• [GIVEN PROBLEM] Copy the lines that follow, keeping every character the same.

== EXCERPTED DATA ==

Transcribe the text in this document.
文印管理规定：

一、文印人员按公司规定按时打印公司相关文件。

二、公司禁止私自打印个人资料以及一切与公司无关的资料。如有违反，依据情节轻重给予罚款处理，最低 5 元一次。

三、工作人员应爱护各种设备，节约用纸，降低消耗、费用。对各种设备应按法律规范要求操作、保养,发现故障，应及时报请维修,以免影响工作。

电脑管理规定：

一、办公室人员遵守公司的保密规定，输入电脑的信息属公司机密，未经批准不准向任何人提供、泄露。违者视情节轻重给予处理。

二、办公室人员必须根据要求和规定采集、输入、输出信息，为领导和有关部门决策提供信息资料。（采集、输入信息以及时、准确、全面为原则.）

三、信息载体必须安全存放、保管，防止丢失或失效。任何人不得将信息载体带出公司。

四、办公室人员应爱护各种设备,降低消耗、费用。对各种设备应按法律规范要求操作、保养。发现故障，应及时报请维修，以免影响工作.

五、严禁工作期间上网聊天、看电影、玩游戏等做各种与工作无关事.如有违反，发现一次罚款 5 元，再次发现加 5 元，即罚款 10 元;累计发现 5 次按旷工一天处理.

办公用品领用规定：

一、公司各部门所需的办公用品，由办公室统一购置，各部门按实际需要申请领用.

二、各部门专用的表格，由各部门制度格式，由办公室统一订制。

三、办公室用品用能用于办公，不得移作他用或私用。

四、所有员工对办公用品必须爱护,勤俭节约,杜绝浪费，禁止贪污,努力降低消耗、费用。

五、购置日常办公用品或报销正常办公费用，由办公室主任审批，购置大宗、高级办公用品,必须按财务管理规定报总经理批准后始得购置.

===

• [TASK RESULT]
Transcribe the text in this document.
文印管理规定：

一、文印人员按公司规定按时打印公司相关文件。

二、公司禁止私自打印个人资料以及一切与公司无关的资料。如有违反，依据情节轻重给予罚款处理，最低 5 元一次。

三、工作人员应爱护各种设备，节约用纸，降低消耗、费用。对各种设备应按法律规范要求操作、保养,发现故障，应及时报请维修,以免影响工作。

电脑管理规定：

一、办公室人员遵守公司的保密规定，输入电脑的信息属公司机密，未经批准不准向任何人提供、泄露。违者视情节轻重给予处理。

二、办公室人员必须根据要求和规定采集、输入、输出信息，为领导和有关部门决策提供信息资料。（采集、输入信息以及时、准确、全面为原则.）

三、信息载体必须安全存放、保管，防止丢失或失效。任何人不得将信息载体带出公司。

四、办公室人员应爱护各种设备,降低消耗、费用。对各种设备应按法律规范要求操作、保养。发现故障，应及时报请维修，以免影响工作.

五、严禁工作期间上网聊天、看电影、玩游戏等做各种与工作无关事.如有违反，发现一次罚款 5 元，再次发现加 5 元，即罚款 10 元;累计发现 5 次按旷工一天处理.

办公用品领用规定：

一、公司各部门所需的办公用品，由办公室统一购置，各部门按实际需要申请领用.

二、各部门专用的表格，由各部门制度格式，由办公室统一订制。

三、办公室用品用能用于办公，不得移作他用或私用。

四、所有员工对办公用品必须爱护,勤俭节约,杜绝浪费，禁止贪污,努力降低消耗、费用。

五、购置日常办公用品或报销正常办公费用，由办公室主任审批，购置大宗、高级办公用品,必须按财务管理规定报总经理批准后始得购置.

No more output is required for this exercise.